----- Materials provided

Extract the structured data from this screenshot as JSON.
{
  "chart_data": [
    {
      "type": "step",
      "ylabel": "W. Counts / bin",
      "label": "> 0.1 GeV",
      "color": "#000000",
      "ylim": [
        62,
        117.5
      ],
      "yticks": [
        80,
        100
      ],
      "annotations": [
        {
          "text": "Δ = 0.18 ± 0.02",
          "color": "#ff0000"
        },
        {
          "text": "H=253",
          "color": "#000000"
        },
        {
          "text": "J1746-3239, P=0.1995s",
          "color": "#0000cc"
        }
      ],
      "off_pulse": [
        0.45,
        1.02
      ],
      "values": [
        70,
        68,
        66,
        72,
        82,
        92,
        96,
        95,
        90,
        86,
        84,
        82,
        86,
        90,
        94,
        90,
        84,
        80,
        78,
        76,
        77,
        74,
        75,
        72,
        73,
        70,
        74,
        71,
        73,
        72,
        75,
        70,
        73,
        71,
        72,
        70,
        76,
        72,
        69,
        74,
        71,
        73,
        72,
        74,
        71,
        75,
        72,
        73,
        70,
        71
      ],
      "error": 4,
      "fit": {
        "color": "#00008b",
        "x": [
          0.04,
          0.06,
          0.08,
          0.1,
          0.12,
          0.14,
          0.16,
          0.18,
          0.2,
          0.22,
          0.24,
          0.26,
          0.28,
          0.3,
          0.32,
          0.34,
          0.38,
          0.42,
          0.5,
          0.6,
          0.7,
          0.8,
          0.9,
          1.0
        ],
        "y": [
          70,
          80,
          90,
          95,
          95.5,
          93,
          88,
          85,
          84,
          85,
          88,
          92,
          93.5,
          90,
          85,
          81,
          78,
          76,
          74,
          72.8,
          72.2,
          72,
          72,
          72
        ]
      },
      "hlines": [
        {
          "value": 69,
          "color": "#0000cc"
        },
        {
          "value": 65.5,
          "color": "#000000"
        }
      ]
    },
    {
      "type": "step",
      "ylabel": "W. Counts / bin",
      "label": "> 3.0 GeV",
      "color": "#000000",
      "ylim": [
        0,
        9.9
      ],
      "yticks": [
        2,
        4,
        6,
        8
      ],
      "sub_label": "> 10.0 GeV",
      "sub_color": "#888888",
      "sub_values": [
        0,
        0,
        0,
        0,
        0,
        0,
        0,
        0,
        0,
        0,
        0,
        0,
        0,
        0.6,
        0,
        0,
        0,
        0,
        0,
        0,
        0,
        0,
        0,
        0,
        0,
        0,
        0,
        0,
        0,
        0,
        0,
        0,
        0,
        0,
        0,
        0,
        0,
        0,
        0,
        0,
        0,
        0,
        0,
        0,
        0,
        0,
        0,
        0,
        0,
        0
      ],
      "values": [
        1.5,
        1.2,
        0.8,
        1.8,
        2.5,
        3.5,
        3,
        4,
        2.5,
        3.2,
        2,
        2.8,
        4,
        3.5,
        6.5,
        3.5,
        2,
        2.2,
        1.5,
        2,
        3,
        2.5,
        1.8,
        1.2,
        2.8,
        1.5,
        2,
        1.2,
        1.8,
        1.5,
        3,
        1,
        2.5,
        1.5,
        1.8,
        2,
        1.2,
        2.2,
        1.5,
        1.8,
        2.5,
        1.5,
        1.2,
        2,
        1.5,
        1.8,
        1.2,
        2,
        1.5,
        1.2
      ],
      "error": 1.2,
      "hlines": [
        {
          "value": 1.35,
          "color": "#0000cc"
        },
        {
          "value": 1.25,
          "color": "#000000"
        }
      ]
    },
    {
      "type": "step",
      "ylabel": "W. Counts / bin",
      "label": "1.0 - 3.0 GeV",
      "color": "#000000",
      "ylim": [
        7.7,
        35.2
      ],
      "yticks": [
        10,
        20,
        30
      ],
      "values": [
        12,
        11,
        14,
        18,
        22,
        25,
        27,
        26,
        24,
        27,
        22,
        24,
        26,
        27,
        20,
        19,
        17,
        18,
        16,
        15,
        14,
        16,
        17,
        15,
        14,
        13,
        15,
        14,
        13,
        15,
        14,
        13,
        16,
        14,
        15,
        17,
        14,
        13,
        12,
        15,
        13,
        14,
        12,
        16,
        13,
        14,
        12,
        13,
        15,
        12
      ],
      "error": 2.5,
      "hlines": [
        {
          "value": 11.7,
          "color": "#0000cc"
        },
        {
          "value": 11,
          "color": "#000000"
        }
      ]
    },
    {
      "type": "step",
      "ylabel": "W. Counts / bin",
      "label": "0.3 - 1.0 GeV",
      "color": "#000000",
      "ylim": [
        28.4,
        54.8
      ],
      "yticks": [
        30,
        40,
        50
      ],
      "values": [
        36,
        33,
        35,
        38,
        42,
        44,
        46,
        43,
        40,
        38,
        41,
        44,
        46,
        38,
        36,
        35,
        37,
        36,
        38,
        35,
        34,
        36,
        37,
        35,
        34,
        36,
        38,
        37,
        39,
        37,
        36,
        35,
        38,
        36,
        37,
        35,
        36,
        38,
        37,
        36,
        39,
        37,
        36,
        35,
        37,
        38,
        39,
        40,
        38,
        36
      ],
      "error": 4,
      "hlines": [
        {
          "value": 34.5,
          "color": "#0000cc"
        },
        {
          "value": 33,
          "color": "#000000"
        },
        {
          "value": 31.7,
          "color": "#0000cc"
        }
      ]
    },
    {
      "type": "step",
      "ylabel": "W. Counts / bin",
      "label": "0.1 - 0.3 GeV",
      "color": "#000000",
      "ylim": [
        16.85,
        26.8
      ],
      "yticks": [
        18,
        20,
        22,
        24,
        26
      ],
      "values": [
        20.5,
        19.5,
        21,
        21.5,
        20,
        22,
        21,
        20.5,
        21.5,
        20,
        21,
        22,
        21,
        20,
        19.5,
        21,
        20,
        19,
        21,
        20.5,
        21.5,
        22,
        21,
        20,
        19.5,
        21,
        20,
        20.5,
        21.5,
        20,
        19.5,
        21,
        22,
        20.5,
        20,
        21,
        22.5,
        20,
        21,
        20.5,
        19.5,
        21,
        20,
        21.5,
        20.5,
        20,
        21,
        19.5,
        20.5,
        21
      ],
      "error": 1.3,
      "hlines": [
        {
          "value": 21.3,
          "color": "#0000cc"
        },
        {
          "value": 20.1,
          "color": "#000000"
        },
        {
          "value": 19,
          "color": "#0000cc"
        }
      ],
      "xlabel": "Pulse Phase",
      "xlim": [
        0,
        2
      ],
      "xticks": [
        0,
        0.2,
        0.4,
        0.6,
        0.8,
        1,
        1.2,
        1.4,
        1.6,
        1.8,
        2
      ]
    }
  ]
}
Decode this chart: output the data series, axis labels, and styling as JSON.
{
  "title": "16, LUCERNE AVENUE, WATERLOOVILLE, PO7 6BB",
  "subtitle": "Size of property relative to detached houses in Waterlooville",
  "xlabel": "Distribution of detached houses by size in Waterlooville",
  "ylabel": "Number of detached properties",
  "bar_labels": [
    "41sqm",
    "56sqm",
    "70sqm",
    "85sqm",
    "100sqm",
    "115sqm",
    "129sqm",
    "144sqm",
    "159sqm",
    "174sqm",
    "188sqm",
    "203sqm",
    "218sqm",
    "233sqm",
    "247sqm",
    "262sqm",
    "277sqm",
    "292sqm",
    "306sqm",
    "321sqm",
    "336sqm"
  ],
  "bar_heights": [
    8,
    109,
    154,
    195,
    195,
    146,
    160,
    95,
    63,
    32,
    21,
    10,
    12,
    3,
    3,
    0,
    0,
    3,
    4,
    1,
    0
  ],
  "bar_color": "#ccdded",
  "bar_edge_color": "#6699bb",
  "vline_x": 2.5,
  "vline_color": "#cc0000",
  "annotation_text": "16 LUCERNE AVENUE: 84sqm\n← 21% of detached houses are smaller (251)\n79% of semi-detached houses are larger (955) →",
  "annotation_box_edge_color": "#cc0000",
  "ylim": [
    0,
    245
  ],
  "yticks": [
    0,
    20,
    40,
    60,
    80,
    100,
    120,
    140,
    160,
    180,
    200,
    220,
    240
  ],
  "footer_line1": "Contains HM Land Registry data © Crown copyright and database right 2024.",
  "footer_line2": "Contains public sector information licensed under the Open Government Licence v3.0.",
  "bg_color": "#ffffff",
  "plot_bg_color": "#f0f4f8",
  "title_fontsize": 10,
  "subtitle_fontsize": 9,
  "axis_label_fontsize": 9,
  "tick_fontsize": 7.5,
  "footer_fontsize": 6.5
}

----------

_Given problem_:
Each line in the data that holds the string "detached" should be found and copied.

_Result of this exercise_:
  "subtitle": "Size of property relative to detached houses in Waterlooville",
  "xlabel": "Distribution of detached houses by size in Waterlooville",
  "ylabel": "Number of detached properties",
  "annotation_text": "16 LUCERNE AVENUE: 84sqm\n← 21% of detached houses are smaller (251)\n79% of semi-detached houses are larger (955) →",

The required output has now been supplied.